→ **AIM**
Reproduce every record below exactly as written, but leave out any pictures.

→ **MATERIAL FOR THIS EXERCISE**
>>>>

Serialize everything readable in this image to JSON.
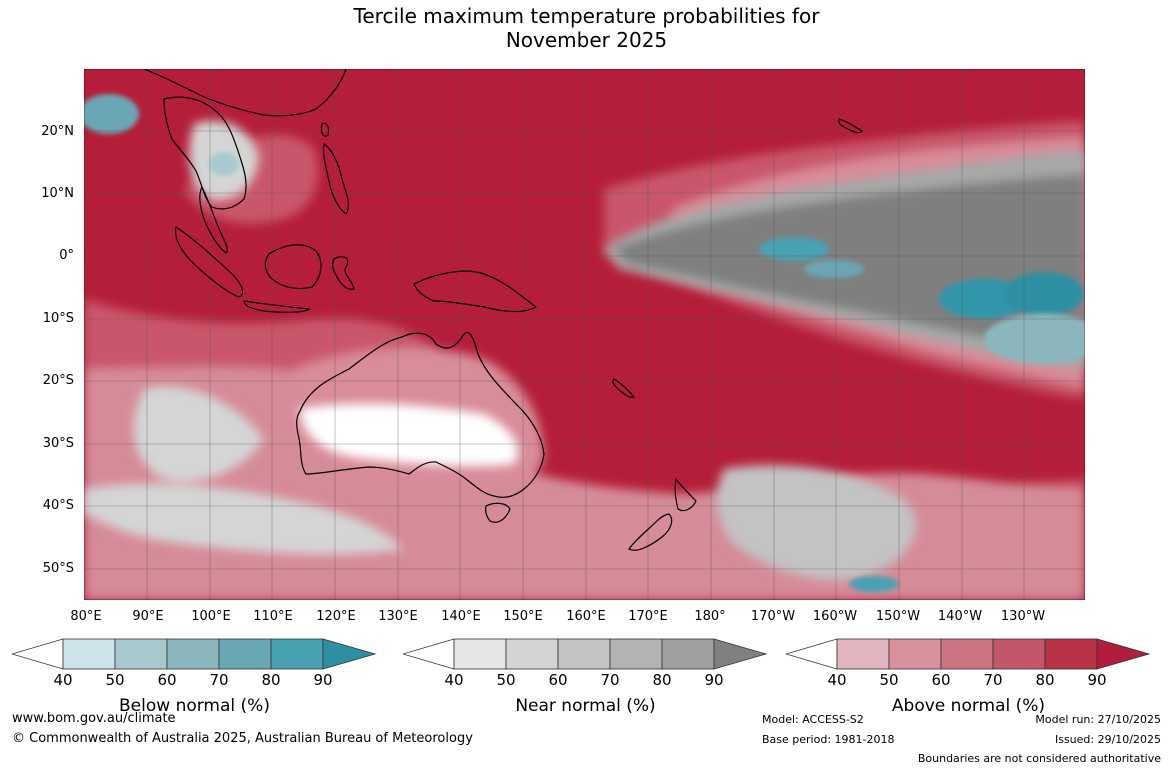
{
  "title_line1": "Tercile maximum temperature probabilities for",
  "title_line2": "November 2025",
  "lat_labels": [
    "20°N",
    "10°N",
    "0°",
    "10°S",
    "20°S",
    "30°S",
    "40°S",
    "50°S"
  ],
  "lon_labels": [
    "80°E",
    "90°E",
    "100°E",
    "110°E",
    "120°E",
    "130°E",
    "140°E",
    "150°E",
    "160°E",
    "170°E",
    "180°",
    "170°W",
    "160°W",
    "150°W",
    "140°W",
    "130°W"
  ],
  "colorbars": [
    {
      "title": "Below normal (%)",
      "ticks": [
        "40",
        "50",
        "60",
        "70",
        "80",
        "90"
      ],
      "colors": [
        "#ffffff",
        "#cde3ea",
        "#a9c9cf",
        "#8cb6bd",
        "#6aa6b3",
        "#48a1b3",
        "#2e8fa3"
      ]
    },
    {
      "title": "Near normal (%)",
      "ticks": [
        "40",
        "50",
        "60",
        "70",
        "80",
        "90"
      ],
      "colors": [
        "#ffffff",
        "#e6e6e6",
        "#d4d4d4",
        "#c3c3c3",
        "#b3b3b3",
        "#a0a0a0",
        "#808080"
      ]
    },
    {
      "title": "Above normal (%)",
      "ticks": [
        "40",
        "50",
        "60",
        "70",
        "80",
        "90"
      ],
      "colors": [
        "#ffffff",
        "#e2b6c0",
        "#d8919d",
        "#cb7580",
        "#c35668",
        "#b83248",
        "#b01e3c"
      ]
    }
  ],
  "footer": {
    "website": "www.bom.gov.au/climate",
    "copyright": "© Commonwealth of Australia 2025, Australian Bureau of Meteorology",
    "model": "Model: ACCESS-S2",
    "base_period": "Base period: 1981-2018",
    "model_run": "Model run: 27/10/2025",
    "issued": "Issued: 29/10/2025",
    "boundaries": "Boundaries are not considered authoritative"
  }
}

<<<<

→ **RESULT**
Serialize everything readable in this image to JSON.
{
  "title_line1": "Tercile maximum temperature probabilities for",
  "title_line2": "November 2025",
  "lat_labels": [
    "20°N",
    "10°N",
    "0°",
    "10°S",
    "20°S",
    "30°S",
    "40°S",
    "50°S"
  ],
  "lon_labels": [
    "80°E",
    "90°E",
    "100°E",
    "110°E",
    "120°E",
    "130°E",
    "140°E",
    "150°E",
    "160°E",
    "170°E",
    "180°",
    "170°W",
    "160°W",
    "150°W",
    "140°W",
    "130°W"
  ],
  "colorbars": [
    {
      "title": "Below normal (%)",
      "ticks": [
        "40",
        "50",
        "60",
        "70",
        "80",
        "90"
      ],
      "colors": [
        "#ffffff",
        "#cde3ea",
        "#a9c9cf",
        "#8cb6bd",
        "#6aa6b3",
        "#48a1b3",
        "#2e8fa3"
      ]
    },
    {
      "title": "Near normal (%)",
      "ticks": [
        "40",
        "50",
        "60",
        "70",
        "80",
        "90"
      ],
      "colors": [
        "#ffffff",
        "#e6e6e6",
        "#d4d4d4",
        "#c3c3c3",
        "#b3b3b3",
        "#a0a0a0",
        "#808080"
      ]
    },
    {
      "title": "Above normal (%)",
      "ticks": [
        "40",
        "50",
        "60",
        "70",
        "80",
        "90"
      ],
      "colors": [
        "#ffffff",
        "#e2b6c0",
        "#d8919d",
        "#cb7580",
        "#c35668",
        "#b83248",
        "#b01e3c"
      ]
    }
  ],
  "footer": {
    "website": "www.bom.gov.au/climate",
    "copyright": "© Commonwealth of Australia 2025, Australian Bureau of Meteorology",
    "model": "Model: ACCESS-S2",
    "base_period": "Base period: 1981-2018",
    "model_run": "Model run: 27/10/2025",
    "issued": "Issued: 29/10/2025",
    "boundaries": "Boundaries are not considered authoritative"
  }
}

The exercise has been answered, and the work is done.